**Collected data entries**:

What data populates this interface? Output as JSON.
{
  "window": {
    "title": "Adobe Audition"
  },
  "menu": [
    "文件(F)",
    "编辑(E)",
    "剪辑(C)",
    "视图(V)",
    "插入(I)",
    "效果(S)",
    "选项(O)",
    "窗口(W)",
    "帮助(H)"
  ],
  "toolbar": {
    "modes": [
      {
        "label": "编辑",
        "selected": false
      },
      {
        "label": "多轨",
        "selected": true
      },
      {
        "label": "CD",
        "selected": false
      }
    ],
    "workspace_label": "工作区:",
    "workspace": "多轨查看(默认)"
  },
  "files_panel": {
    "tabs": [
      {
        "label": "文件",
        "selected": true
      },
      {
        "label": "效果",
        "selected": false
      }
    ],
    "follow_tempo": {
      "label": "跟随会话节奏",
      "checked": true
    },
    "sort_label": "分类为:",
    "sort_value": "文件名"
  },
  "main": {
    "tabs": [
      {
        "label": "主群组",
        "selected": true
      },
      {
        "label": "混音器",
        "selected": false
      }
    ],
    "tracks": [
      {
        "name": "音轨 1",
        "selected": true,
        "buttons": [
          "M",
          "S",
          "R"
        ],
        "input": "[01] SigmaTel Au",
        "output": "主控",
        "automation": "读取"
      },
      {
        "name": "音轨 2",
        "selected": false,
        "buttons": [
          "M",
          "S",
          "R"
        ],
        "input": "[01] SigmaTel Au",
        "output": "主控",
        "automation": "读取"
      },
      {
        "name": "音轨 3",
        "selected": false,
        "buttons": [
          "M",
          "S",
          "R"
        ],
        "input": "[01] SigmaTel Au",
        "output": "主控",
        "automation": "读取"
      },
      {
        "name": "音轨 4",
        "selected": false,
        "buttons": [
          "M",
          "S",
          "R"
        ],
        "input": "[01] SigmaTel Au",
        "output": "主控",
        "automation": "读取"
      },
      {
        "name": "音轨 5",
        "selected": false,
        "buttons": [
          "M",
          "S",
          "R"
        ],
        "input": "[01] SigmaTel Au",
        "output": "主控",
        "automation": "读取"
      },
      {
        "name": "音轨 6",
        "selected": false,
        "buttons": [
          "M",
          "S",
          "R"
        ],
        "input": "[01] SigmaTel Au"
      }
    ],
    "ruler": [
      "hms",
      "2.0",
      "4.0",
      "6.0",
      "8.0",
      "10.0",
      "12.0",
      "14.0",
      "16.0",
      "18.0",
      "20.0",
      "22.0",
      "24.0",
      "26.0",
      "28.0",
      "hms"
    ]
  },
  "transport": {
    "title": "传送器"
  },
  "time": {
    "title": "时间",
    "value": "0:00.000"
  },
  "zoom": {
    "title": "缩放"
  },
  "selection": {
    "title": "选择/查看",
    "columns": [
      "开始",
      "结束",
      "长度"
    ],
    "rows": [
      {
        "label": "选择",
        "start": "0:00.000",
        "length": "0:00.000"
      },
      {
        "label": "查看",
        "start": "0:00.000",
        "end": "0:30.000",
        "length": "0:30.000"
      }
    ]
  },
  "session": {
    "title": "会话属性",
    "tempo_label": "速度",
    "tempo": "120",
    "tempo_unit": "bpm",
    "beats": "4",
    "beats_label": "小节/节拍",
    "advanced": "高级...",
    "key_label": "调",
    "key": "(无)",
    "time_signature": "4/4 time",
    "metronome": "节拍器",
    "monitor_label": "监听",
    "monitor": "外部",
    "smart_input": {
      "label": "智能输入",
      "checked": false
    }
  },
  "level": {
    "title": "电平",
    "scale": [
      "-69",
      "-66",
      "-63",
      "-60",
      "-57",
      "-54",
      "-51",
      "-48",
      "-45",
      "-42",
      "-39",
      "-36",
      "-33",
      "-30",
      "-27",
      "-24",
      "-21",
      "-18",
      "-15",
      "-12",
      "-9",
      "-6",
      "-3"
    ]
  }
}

**Work instructions**:
Copy each entry exactly, with nothing added or dropped.

**Exercise answer**:
What data populates this interface? Output as JSON.
{
  "window": {
    "title": "Adobe Audition"
  },
  "menu": [
    "文件(F)",
    "编辑(E)",
    "剪辑(C)",
    "视图(V)",
    "插入(I)",
    "效果(S)",
    "选项(O)",
    "窗口(W)",
    "帮助(H)"
  ],
  "toolbar": {
    "modes": [
      {
        "label": "编辑",
        "selected": false
      },
      {
        "label": "多轨",
        "selected": true
      },
      {
        "label": "CD",
        "selected": false
      }
    ],
    "workspace_label": "工作区:",
    "workspace": "多轨查看(默认)"
  },
  "files_panel": {
    "tabs": [
      {
        "label": "文件",
        "selected": true
      },
      {
        "label": "效果",
        "selected": false
      }
    ],
    "follow_tempo": {
      "label": "跟随会话节奏",
      "checked": true
    },
    "sort_label": "分类为:",
    "sort_value": "文件名"
  },
  "main": {
    "tabs": [
      {
        "label": "主群组",
        "selected": true
      },
      {
        "label": "混音器",
        "selected": false
      }
    ],
    "tracks": [
      {
        "name": "音轨 1",
        "selected": true,
        "buttons": [
          "M",
          "S",
          "R"
        ],
        "input": "[01] SigmaTel Au",
        "output": "主控",
        "automation": "读取"
      },
      {
        "name": "音轨 2",
        "selected": false,
        "buttons": [
          "M",
          "S",
          "R"
        ],
        "input": "[01] SigmaTel Au",
        "output": "主控",
        "automation": "读取"
      },
      {
        "name": "音轨 3",
        "selected": false,
        "buttons": [
          "M",
          "S",
          "R"
        ],
        "input": "[01] SigmaTel Au",
        "output": "主控",
        "automation": "读取"
      },
      {
        "name": "音轨 4",
        "selected": false,
        "buttons": [
          "M",
          "S",
          "R"
        ],
        "input": "[01] SigmaTel Au",
        "output": "主控",
        "automation": "读取"
      },
      {
        "name": "音轨 5",
        "selected": false,
        "buttons": [
          "M",
          "S",
          "R"
        ],
        "input": "[01] SigmaTel Au",
        "output": "主控",
        "automation": "读取"
      },
      {
        "name": "音轨 6",
        "selected": false,
        "buttons": [
          "M",
          "S",
          "R"
        ],
        "input": "[01] SigmaTel Au"
      }
    ],
    "ruler": [
      "hms",
      "2.0",
      "4.0",
      "6.0",
      "8.0",
      "10.0",
      "12.0",
      "14.0",
      "16.0",
      "18.0",
      "20.0",
      "22.0",
      "24.0",
      "26.0",
      "28.0",
      "hms"
    ]
  },
  "transport": {
    "title": "传送器"
  },
  "time": {
    "title": "时间",
    "value": "0:00.000"
  },
  "zoom": {
    "title": "缩放"
  },
  "selection": {
    "title": "选择/查看",
    "columns": [
      "开始",
      "结束",
      "长度"
    ],
    "rows": [
      {
        "label": "选择",
        "start": "0:00.000",
        "length": "0:00.000"
      },
      {
        "label": "查看",
        "start": "0:00.000",
        "end": "0:30.000",
        "length": "0:30.000"
      }
    ]
  },
  "session": {
    "title": "会话属性",
    "tempo_label": "速度",
    "tempo": "120",
    "tempo_unit": "bpm",
    "beats": "4",
    "beats_label": "小节/节拍",
    "advanced": "高级...",
    "key_label": "调",
    "key": "(无)",
    "time_signature": "4/4 time",
    "metronome": "节拍器",
    "monitor_label": "监听",
    "monitor": "外部",
    "smart_input": {
      "label": "智能输入",
      "checked": false
    }
  },
  "level": {
    "title": "电平",
    "scale": [
      "-69",
      "-66",
      "-63",
      "-60",
      "-57",
      "-54",
      "-51",
      "-48",
      "-45",
      "-42",
      "-39",
      "-36",
      "-33",
      "-30",
      "-27",
      "-24",
      "-21",
      "-18",
      "-15",
      "-12",
      "-9",
      "-6",
      "-3"
    ]
  }
}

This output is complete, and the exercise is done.